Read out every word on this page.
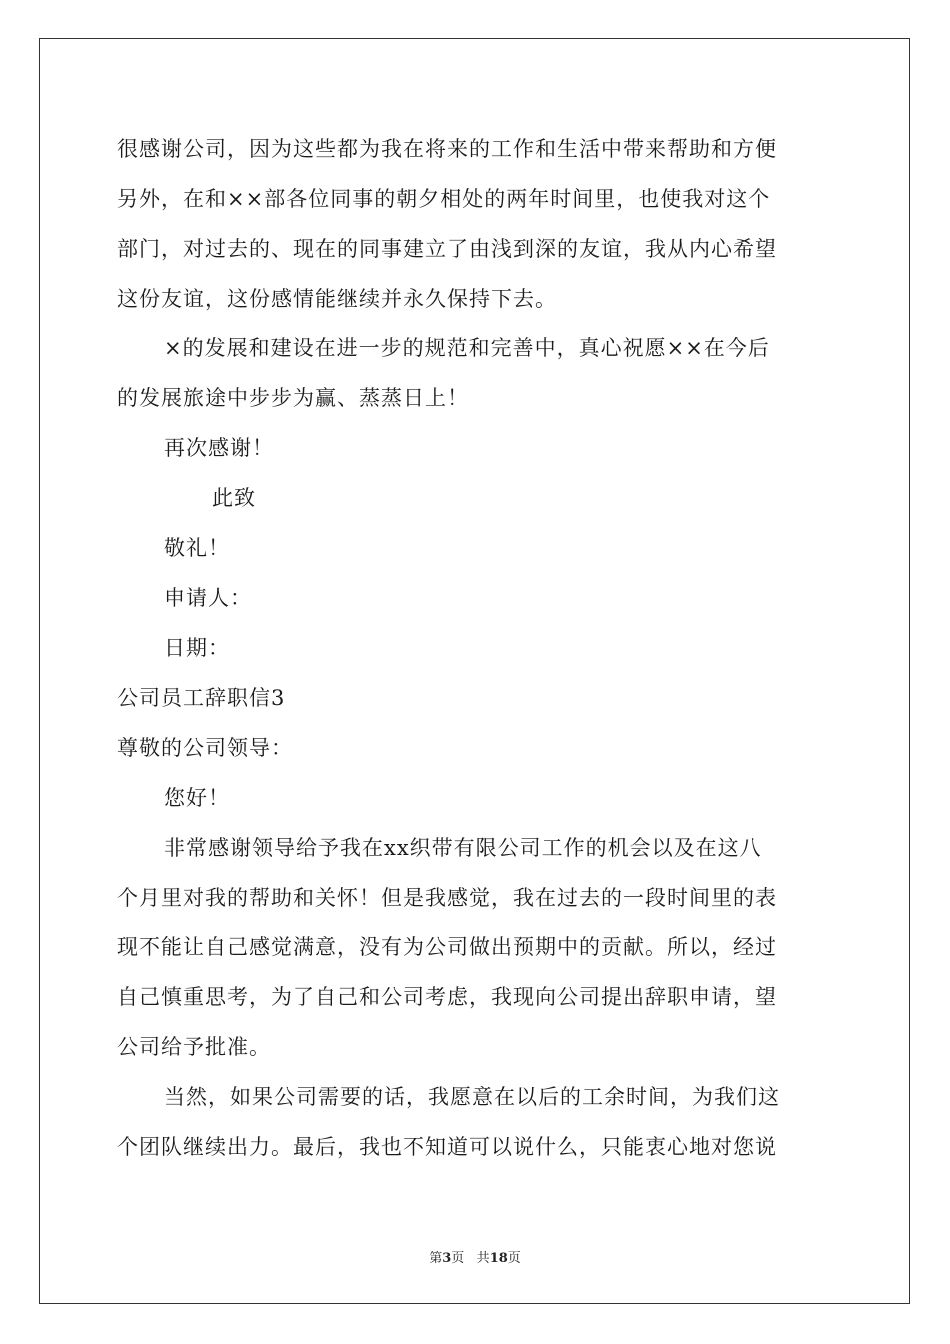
很感谢公司，因为这些都为我在将来的工作和生活中带来帮助和方便
另外，在和××部各位同事的朝夕相处的两年时间里，也使我对这个
部门，对过去的、现在的同事建立了由浅到深的友谊，我从内心希望
这份友谊，这份感情能继续并永久保持下去。
×的发展和建设在进一步的规范和完善中，真心祝愿××在今后
的发展旅途中步步为赢、蒸蒸日上！
再次感谢！
此致
敬礼！
申请人：
日期：
公司员工辞职信3
尊敬的公司领导：
您好！
非常感谢领导给予我在xx织带有限公司工作的机会以及在这八
个月里对我的帮助和关怀！但是我感觉，我在过去的一段时间里的表
现不能让自己感觉满意，没有为公司做出预期中的贡献。所以，经过
自己慎重思考，为了自己和公司考虑，我现向公司提出辞职申请，望
公司给予批准。
当然，如果公司需要的话，我愿意在以后的工余时间，为我们这
个团队继续出力。最后，我也不知道可以说什么，只能衷心地对您说
第3页 共18页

*STATED GOAL*: Write out all the entries exactly, except for the pictures.

*RESULT OF THE TASK*:
Read out every word on this page.
很感谢公司，因为这些都为我在将来的工作和生活中带来帮助和方便
另外，在和××部各位同事的朝夕相处的两年时间里，也使我对这个
部门，对过去的、现在的同事建立了由浅到深的友谊，我从内心希望
这份友谊，这份感情能继续并永久保持下去。
×的发展和建设在进一步的规范和完善中，真心祝愿××在今后
的发展旅途中步步为赢、蒸蒸日上！
再次感谢！
此致
敬礼！
申请人：
日期：
公司员工辞职信3
尊敬的公司领导：
您好！
非常感谢领导给予我在xx织带有限公司工作的机会以及在这八
个月里对我的帮助和关怀！但是我感觉，我在过去的一段时间里的表
现不能让自己感觉满意，没有为公司做出预期中的贡献。所以，经过
自己慎重思考，为了自己和公司考虑，我现向公司提出辞职申请，望
公司给予批准。
当然，如果公司需要的话，我愿意在以后的工余时间，为我们这
个团队继续出力。最后，我也不知道可以说什么，只能衷心地对您说
第3页 共18页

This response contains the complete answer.